● WORK REQUIRED: Your task is to transcribe all the entries exactly, excluding pictures.

╭─ STORED DATA

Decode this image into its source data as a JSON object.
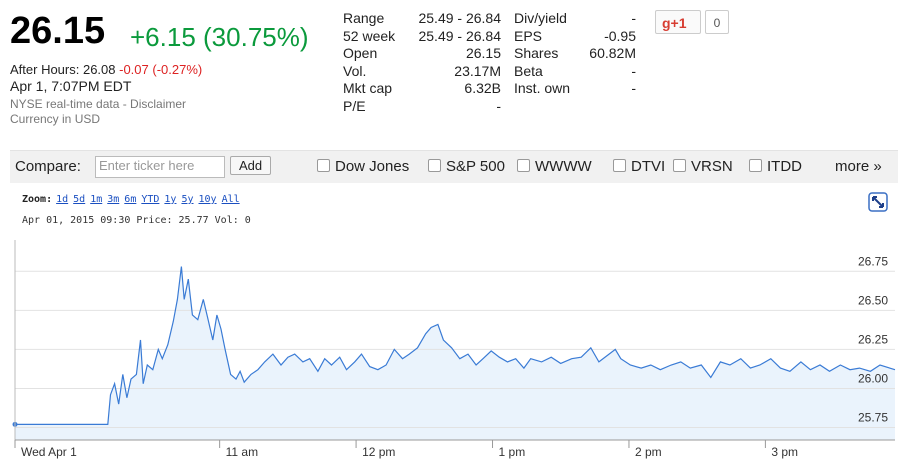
{
  "quote": {
    "price": "26.15",
    "change": "+6.15 (30.75%)",
    "after_hours": "After Hours: 26.08",
    "after_hours_change": "-0.07 (-0.27%)",
    "time": "Apr 1, 7:07PM EDT",
    "source": "NYSE real-time data - Disclaimer",
    "currency": "Currency in USD"
  },
  "stats": [
    [
      "Range",
      "25.49 - 26.84"
    ],
    [
      "52 week",
      "25.49 - 26.84"
    ],
    [
      "Open",
      "26.15"
    ],
    [
      "Vol.",
      "23.17M"
    ],
    [
      "Mkt cap",
      "6.32B"
    ],
    [
      "P/E",
      "-"
    ]
  ],
  "stats2": [
    [
      "Div/yield",
      "-"
    ],
    [
      "EPS",
      "-0.95"
    ],
    [
      "Shares",
      "60.82M"
    ],
    [
      "Beta",
      "-"
    ],
    [
      "Inst. own",
      "-"
    ]
  ],
  "gplus": {
    "label": "g+1",
    "count": "0"
  },
  "compare": {
    "label": "Compare:",
    "placeholder": "Enter ticker here",
    "button": "Add",
    "options": [
      "Dow Jones",
      "S&P 500",
      "WWWW",
      "DTVI",
      "VRSN",
      "ITDD"
    ],
    "more": "more »"
  },
  "zoom": {
    "label": "Zoom:",
    "options": [
      "1d",
      "5d",
      "1m",
      "3m",
      "6m",
      "YTD",
      "1y",
      "5y",
      "10y",
      "All"
    ]
  },
  "hover_info": "Apr 01, 2015 09:30 Price: 25.77 Vol: 0",
  "chart_data": {
    "type": "area",
    "x": [
      9.5,
      10.18,
      10.2,
      10.23,
      10.26,
      10.29,
      10.32,
      10.35,
      10.39,
      10.42,
      10.44,
      10.47,
      10.51,
      10.55,
      10.58,
      10.62,
      10.66,
      10.69,
      10.72,
      10.74,
      10.77,
      10.8,
      10.84,
      10.88,
      10.91,
      10.95,
      10.98,
      11.01,
      11.04,
      11.08,
      11.12,
      11.15,
      11.18,
      11.23,
      11.28,
      11.33,
      11.39,
      11.45,
      11.5,
      11.55,
      11.61,
      11.66,
      11.72,
      11.77,
      11.82,
      11.88,
      11.93,
      11.99,
      12.04,
      12.1,
      12.16,
      12.22,
      12.28,
      12.34,
      12.39,
      12.45,
      12.51,
      12.55,
      12.6,
      12.64,
      12.7,
      12.76,
      12.82,
      12.88,
      12.93,
      12.99,
      13.05,
      13.11,
      13.17,
      13.23,
      13.28,
      13.36,
      13.43,
      13.5,
      13.58,
      13.65,
      13.72,
      13.78,
      13.84,
      13.9,
      13.94,
      14.01,
      14.09,
      14.16,
      14.23,
      14.31,
      14.38,
      14.45,
      14.53,
      14.6,
      14.67,
      14.74,
      14.82,
      14.89,
      14.96,
      15.04,
      15.11,
      15.18,
      15.26,
      15.33,
      15.4,
      15.47,
      15.55,
      15.62,
      15.69,
      15.77,
      15.84,
      15.95
    ],
    "series": [
      {
        "color": "#3a7bd5",
        "fill": "#eaf3fc",
        "values": [
          25.77,
          25.77,
          25.96,
          26.03,
          25.9,
          26.09,
          25.94,
          26.06,
          26.09,
          26.31,
          26.03,
          26.15,
          26.12,
          26.25,
          26.19,
          26.28,
          26.43,
          26.57,
          26.78,
          26.57,
          26.7,
          26.47,
          26.44,
          26.57,
          26.46,
          26.31,
          26.47,
          26.38,
          26.25,
          26.09,
          26.06,
          26.11,
          26.04,
          26.09,
          26.12,
          26.17,
          26.22,
          26.15,
          26.2,
          26.22,
          26.17,
          26.19,
          26.11,
          26.19,
          26.15,
          26.2,
          26.12,
          26.17,
          26.22,
          26.14,
          26.12,
          26.15,
          26.25,
          26.19,
          26.22,
          26.26,
          26.35,
          26.39,
          26.41,
          26.31,
          26.26,
          26.19,
          26.22,
          26.15,
          26.19,
          26.24,
          26.2,
          26.17,
          26.19,
          26.13,
          26.19,
          26.17,
          26.2,
          26.16,
          26.19,
          26.2,
          26.26,
          26.17,
          26.21,
          26.25,
          26.19,
          26.15,
          26.13,
          26.15,
          26.12,
          26.15,
          26.17,
          26.13,
          26.15,
          26.07,
          26.17,
          26.15,
          26.19,
          26.13,
          26.15,
          26.19,
          26.13,
          26.11,
          26.17,
          26.12,
          26.15,
          26.11,
          26.15,
          26.12,
          26.13,
          26.11,
          26.15,
          26.12
        ]
      }
    ],
    "xlim": [
      9.5,
      15.95
    ],
    "xticks": [
      {
        "value": 9.5,
        "label": "Wed Apr 1"
      },
      {
        "value": 11,
        "label": "11 am"
      },
      {
        "value": 12,
        "label": "12 pm"
      },
      {
        "value": 13,
        "label": "1 pm"
      },
      {
        "value": 14,
        "label": "2 pm"
      },
      {
        "value": 15,
        "label": "3 pm"
      }
    ],
    "ylim": [
      25.67,
      26.95
    ],
    "yticks": [
      25.75,
      {
        "value": 26,
        "label": "26.00"
      },
      26.25,
      {
        "value": 26.5,
        "label": "26.50"
      },
      26.75
    ],
    "grid": true
  }
}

╰─

● ANSWER TO THIS PROBLEM:
Decode this image into its source data as a JSON object.
{
  "quote": {
    "price": "26.15",
    "change": "+6.15 (30.75%)",
    "after_hours": "After Hours: 26.08",
    "after_hours_change": "-0.07 (-0.27%)",
    "time": "Apr 1, 7:07PM EDT",
    "source": "NYSE real-time data - Disclaimer",
    "currency": "Currency in USD"
  },
  "stats": [
    [
      "Range",
      "25.49 - 26.84"
    ],
    [
      "52 week",
      "25.49 - 26.84"
    ],
    [
      "Open",
      "26.15"
    ],
    [
      "Vol.",
      "23.17M"
    ],
    [
      "Mkt cap",
      "6.32B"
    ],
    [
      "P/E",
      "-"
    ]
  ],
  "stats2": [
    [
      "Div/yield",
      "-"
    ],
    [
      "EPS",
      "-0.95"
    ],
    [
      "Shares",
      "60.82M"
    ],
    [
      "Beta",
      "-"
    ],
    [
      "Inst. own",
      "-"
    ]
  ],
  "gplus": {
    "label": "g+1",
    "count": "0"
  },
  "compare": {
    "label": "Compare:",
    "placeholder": "Enter ticker here",
    "button": "Add",
    "options": [
      "Dow Jones",
      "S&P 500",
      "WWWW",
      "DTVI",
      "VRSN",
      "ITDD"
    ],
    "more": "more »"
  },
  "zoom": {
    "label": "Zoom:",
    "options": [
      "1d",
      "5d",
      "1m",
      "3m",
      "6m",
      "YTD",
      "1y",
      "5y",
      "10y",
      "All"
    ]
  },
  "hover_info": "Apr 01, 2015 09:30 Price: 25.77 Vol: 0",
  "chart_data": {
    "type": "area",
    "x": [
      9.5,
      10.18,
      10.2,
      10.23,
      10.26,
      10.29,
      10.32,
      10.35,
      10.39,
      10.42,
      10.44,
      10.47,
      10.51,
      10.55,
      10.58,
      10.62,
      10.66,
      10.69,
      10.72,
      10.74,
      10.77,
      10.8,
      10.84,
      10.88,
      10.91,
      10.95,
      10.98,
      11.01,
      11.04,
      11.08,
      11.12,
      11.15,
      11.18,
      11.23,
      11.28,
      11.33,
      11.39,
      11.45,
      11.5,
      11.55,
      11.61,
      11.66,
      11.72,
      11.77,
      11.82,
      11.88,
      11.93,
      11.99,
      12.04,
      12.1,
      12.16,
      12.22,
      12.28,
      12.34,
      12.39,
      12.45,
      12.51,
      12.55,
      12.6,
      12.64,
      12.7,
      12.76,
      12.82,
      12.88,
      12.93,
      12.99,
      13.05,
      13.11,
      13.17,
      13.23,
      13.28,
      13.36,
      13.43,
      13.5,
      13.58,
      13.65,
      13.72,
      13.78,
      13.84,
      13.9,
      13.94,
      14.01,
      14.09,
      14.16,
      14.23,
      14.31,
      14.38,
      14.45,
      14.53,
      14.6,
      14.67,
      14.74,
      14.82,
      14.89,
      14.96,
      15.04,
      15.11,
      15.18,
      15.26,
      15.33,
      15.4,
      15.47,
      15.55,
      15.62,
      15.69,
      15.77,
      15.84,
      15.95
    ],
    "series": [
      {
        "color": "#3a7bd5",
        "fill": "#eaf3fc",
        "values": [
          25.77,
          25.77,
          25.96,
          26.03,
          25.9,
          26.09,
          25.94,
          26.06,
          26.09,
          26.31,
          26.03,
          26.15,
          26.12,
          26.25,
          26.19,
          26.28,
          26.43,
          26.57,
          26.78,
          26.57,
          26.7,
          26.47,
          26.44,
          26.57,
          26.46,
          26.31,
          26.47,
          26.38,
          26.25,
          26.09,
          26.06,
          26.11,
          26.04,
          26.09,
          26.12,
          26.17,
          26.22,
          26.15,
          26.2,
          26.22,
          26.17,
          26.19,
          26.11,
          26.19,
          26.15,
          26.2,
          26.12,
          26.17,
          26.22,
          26.14,
          26.12,
          26.15,
          26.25,
          26.19,
          26.22,
          26.26,
          26.35,
          26.39,
          26.41,
          26.31,
          26.26,
          26.19,
          26.22,
          26.15,
          26.19,
          26.24,
          26.2,
          26.17,
          26.19,
          26.13,
          26.19,
          26.17,
          26.2,
          26.16,
          26.19,
          26.2,
          26.26,
          26.17,
          26.21,
          26.25,
          26.19,
          26.15,
          26.13,
          26.15,
          26.12,
          26.15,
          26.17,
          26.13,
          26.15,
          26.07,
          26.17,
          26.15,
          26.19,
          26.13,
          26.15,
          26.19,
          26.13,
          26.11,
          26.17,
          26.12,
          26.15,
          26.11,
          26.15,
          26.12,
          26.13,
          26.11,
          26.15,
          26.12
        ]
      }
    ],
    "xlim": [
      9.5,
      15.95
    ],
    "xticks": [
      {
        "value": 9.5,
        "label": "Wed Apr 1"
      },
      {
        "value": 11,
        "label": "11 am"
      },
      {
        "value": 12,
        "label": "12 pm"
      },
      {
        "value": 13,
        "label": "1 pm"
      },
      {
        "value": 14,
        "label": "2 pm"
      },
      {
        "value": 15,
        "label": "3 pm"
      }
    ],
    "ylim": [
      25.67,
      26.95
    ],
    "yticks": [
      25.75,
      {
        "value": 26,
        "label": "26.00"
      },
      26.25,
      {
        "value": 26.5,
        "label": "26.50"
      },
      26.75
    ],
    "grid": true
  }
}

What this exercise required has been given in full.